[Figure content listings]

## START

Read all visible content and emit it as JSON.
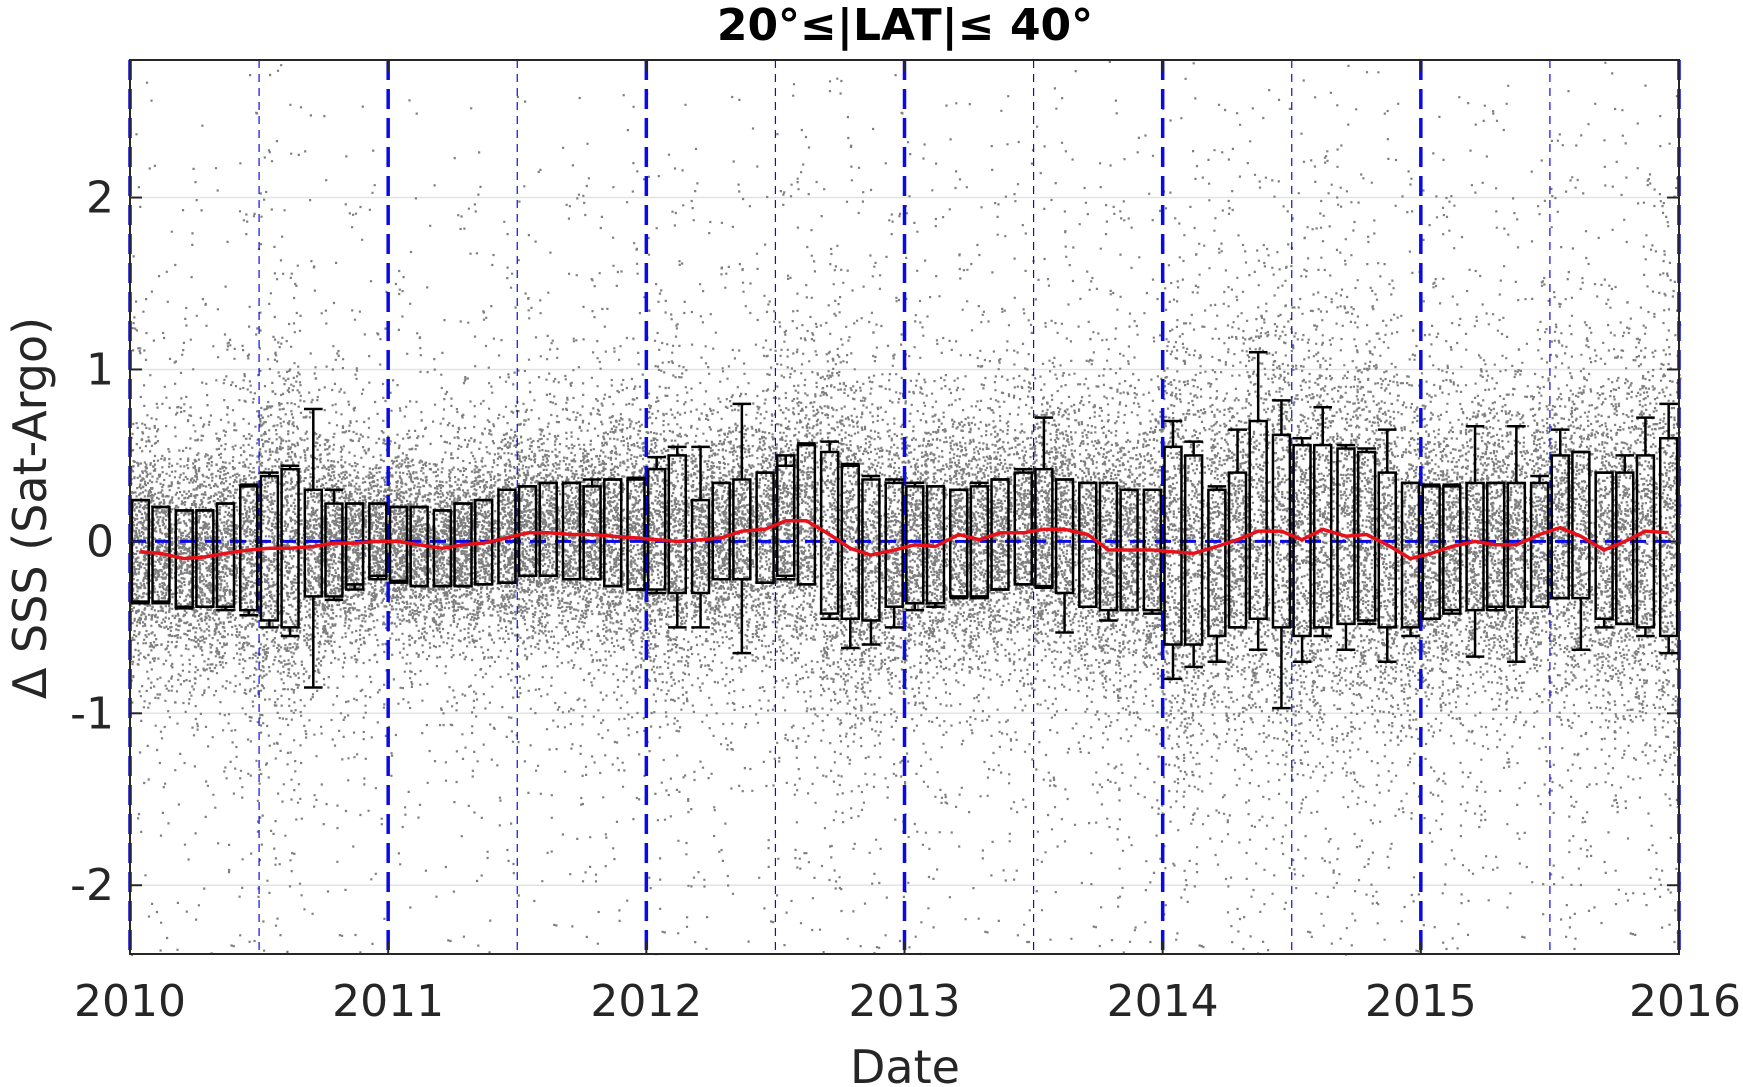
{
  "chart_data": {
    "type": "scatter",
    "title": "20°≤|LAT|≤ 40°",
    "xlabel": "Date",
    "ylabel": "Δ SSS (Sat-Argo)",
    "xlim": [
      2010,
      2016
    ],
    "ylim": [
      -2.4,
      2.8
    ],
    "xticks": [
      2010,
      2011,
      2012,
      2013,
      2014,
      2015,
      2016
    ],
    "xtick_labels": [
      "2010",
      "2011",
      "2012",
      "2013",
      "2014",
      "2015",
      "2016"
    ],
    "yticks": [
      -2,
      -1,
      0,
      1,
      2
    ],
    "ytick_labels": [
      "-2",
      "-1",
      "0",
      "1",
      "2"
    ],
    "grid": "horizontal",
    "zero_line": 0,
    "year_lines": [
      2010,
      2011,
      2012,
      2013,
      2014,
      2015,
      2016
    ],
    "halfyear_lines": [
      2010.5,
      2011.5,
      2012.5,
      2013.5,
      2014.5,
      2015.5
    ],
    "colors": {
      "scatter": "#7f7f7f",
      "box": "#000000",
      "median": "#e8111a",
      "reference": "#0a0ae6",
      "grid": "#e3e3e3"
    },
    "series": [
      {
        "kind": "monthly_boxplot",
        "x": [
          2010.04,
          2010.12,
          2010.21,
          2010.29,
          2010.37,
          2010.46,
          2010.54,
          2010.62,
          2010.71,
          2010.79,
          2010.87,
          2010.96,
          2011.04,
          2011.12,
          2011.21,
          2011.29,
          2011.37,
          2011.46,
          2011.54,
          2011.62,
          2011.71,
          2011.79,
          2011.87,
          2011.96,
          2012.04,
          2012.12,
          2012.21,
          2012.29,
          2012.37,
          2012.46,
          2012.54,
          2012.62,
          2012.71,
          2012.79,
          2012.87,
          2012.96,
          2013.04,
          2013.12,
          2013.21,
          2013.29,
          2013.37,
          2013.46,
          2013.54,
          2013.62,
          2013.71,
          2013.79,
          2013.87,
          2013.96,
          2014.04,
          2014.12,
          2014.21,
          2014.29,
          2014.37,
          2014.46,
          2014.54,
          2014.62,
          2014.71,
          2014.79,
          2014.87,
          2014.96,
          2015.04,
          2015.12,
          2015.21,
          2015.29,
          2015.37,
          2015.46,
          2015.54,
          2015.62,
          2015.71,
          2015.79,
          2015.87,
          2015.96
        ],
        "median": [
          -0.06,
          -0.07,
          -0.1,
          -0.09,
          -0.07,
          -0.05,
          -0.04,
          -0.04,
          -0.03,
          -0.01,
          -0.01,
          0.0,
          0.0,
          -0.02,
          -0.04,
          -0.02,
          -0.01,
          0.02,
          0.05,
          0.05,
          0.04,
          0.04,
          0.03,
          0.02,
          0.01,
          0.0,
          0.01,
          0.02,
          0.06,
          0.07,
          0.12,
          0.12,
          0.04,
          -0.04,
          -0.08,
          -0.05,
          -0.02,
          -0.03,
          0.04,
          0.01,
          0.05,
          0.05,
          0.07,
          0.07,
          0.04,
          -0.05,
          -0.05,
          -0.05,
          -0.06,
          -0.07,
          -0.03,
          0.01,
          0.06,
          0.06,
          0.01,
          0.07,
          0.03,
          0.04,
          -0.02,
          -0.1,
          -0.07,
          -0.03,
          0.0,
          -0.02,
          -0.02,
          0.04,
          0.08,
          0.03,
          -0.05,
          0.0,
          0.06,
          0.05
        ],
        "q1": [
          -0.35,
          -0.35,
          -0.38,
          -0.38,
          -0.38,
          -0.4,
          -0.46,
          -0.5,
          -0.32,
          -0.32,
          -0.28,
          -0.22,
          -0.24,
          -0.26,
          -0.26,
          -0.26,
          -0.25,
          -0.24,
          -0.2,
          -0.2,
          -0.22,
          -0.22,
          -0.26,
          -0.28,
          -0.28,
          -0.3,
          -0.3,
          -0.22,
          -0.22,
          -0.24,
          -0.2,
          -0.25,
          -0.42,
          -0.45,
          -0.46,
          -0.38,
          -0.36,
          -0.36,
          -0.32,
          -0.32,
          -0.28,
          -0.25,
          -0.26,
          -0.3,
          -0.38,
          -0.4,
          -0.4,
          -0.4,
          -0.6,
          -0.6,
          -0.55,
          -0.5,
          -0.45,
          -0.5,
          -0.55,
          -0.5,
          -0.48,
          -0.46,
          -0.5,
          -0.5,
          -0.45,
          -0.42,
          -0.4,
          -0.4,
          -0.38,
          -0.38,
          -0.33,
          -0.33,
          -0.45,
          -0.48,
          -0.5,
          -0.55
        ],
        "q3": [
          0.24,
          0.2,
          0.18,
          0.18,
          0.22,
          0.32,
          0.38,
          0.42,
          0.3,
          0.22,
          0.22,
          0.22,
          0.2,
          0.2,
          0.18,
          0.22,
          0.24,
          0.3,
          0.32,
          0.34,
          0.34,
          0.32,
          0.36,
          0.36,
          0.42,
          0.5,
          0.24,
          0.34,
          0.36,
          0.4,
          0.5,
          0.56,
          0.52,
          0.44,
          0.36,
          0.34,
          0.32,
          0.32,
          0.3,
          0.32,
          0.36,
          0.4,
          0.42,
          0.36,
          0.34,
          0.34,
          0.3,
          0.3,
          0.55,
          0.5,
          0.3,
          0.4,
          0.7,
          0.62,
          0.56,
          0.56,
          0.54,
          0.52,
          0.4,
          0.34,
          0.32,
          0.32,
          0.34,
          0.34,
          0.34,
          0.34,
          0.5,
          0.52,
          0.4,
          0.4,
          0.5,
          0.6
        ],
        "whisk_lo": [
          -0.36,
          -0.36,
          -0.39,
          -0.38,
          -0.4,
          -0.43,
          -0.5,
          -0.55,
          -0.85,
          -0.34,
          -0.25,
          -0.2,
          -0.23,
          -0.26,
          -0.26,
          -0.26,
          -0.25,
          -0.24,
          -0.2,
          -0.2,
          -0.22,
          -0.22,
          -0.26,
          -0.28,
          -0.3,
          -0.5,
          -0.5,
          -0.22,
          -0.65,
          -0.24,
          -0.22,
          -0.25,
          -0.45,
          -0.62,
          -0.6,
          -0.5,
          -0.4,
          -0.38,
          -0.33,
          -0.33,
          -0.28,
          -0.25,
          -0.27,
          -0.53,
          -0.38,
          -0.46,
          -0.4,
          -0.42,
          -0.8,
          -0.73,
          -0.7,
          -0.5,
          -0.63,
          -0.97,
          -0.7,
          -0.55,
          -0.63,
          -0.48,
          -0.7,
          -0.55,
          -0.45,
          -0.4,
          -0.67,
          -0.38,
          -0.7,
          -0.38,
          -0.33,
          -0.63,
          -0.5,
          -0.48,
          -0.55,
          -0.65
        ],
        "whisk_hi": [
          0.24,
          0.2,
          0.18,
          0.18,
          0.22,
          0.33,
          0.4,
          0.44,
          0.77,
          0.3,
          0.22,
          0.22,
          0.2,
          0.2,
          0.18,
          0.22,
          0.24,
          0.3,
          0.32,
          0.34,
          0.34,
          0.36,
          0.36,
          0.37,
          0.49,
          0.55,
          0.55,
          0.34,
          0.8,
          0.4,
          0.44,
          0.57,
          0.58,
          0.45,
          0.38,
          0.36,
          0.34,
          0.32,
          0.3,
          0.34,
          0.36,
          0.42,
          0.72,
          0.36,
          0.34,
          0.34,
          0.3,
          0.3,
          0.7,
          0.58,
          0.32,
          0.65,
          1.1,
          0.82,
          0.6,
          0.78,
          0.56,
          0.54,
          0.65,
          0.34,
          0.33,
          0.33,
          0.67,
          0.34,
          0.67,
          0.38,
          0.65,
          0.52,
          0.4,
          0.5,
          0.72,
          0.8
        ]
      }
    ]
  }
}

## END
## START

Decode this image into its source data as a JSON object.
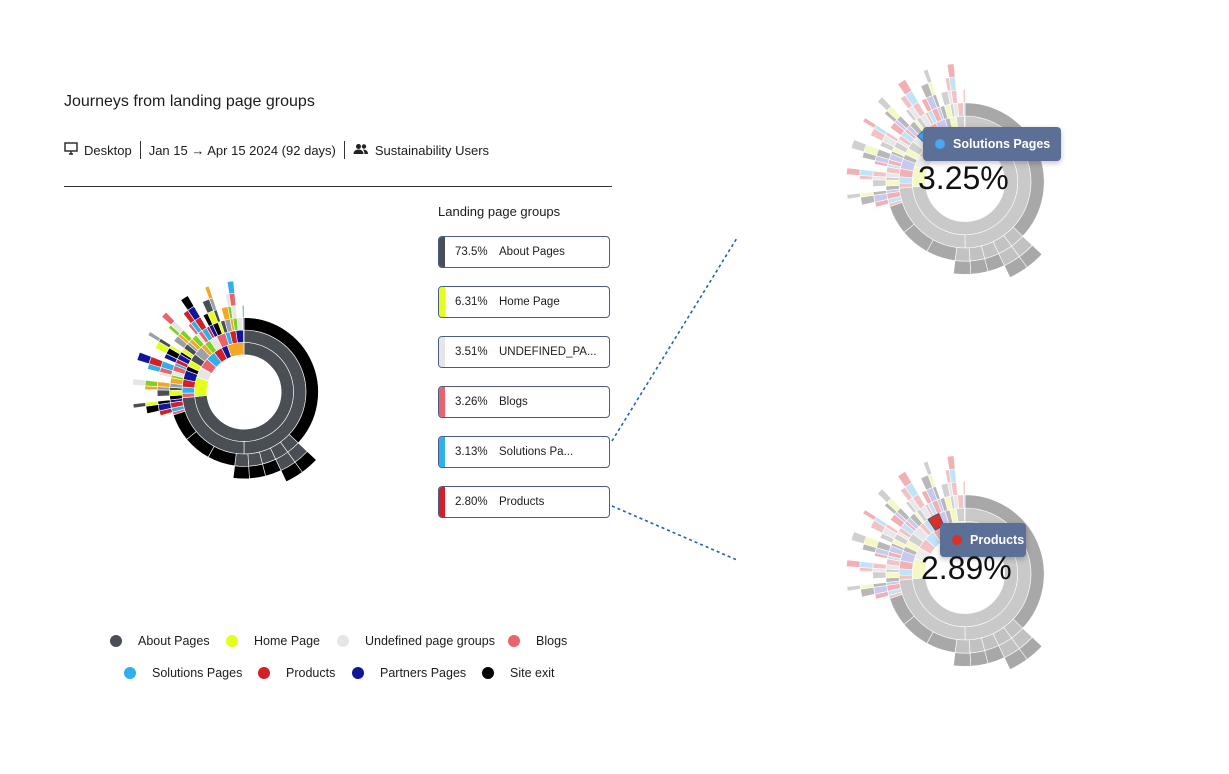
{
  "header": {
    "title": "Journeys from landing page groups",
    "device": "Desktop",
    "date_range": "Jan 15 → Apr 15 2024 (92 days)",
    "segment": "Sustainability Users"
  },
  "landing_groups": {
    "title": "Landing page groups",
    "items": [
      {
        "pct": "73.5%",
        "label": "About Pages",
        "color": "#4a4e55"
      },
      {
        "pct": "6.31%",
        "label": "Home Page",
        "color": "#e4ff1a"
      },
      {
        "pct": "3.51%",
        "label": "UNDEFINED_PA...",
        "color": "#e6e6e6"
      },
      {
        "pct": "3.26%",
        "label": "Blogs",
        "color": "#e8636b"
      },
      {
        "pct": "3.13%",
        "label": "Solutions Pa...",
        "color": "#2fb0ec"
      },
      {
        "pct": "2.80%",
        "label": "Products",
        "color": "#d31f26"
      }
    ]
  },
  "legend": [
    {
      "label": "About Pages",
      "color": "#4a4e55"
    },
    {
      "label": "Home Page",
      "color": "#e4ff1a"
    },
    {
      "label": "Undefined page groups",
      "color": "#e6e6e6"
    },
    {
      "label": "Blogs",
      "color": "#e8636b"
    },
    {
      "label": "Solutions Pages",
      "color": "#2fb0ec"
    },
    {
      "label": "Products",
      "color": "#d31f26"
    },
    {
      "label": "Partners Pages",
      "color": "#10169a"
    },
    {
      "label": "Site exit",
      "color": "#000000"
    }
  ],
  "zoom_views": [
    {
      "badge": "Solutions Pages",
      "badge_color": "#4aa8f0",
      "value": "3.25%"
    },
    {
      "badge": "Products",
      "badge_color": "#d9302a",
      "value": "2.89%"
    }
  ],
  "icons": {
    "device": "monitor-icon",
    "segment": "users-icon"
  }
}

## END

— What you will do —
For each line in the data above that contains the string "title", extract the line.

— Solution to this problem —
    "title": "20°≤|LAT|≤ 40°",
    "title": "Journeys from landing page groups",
    "title": "Landing page groups",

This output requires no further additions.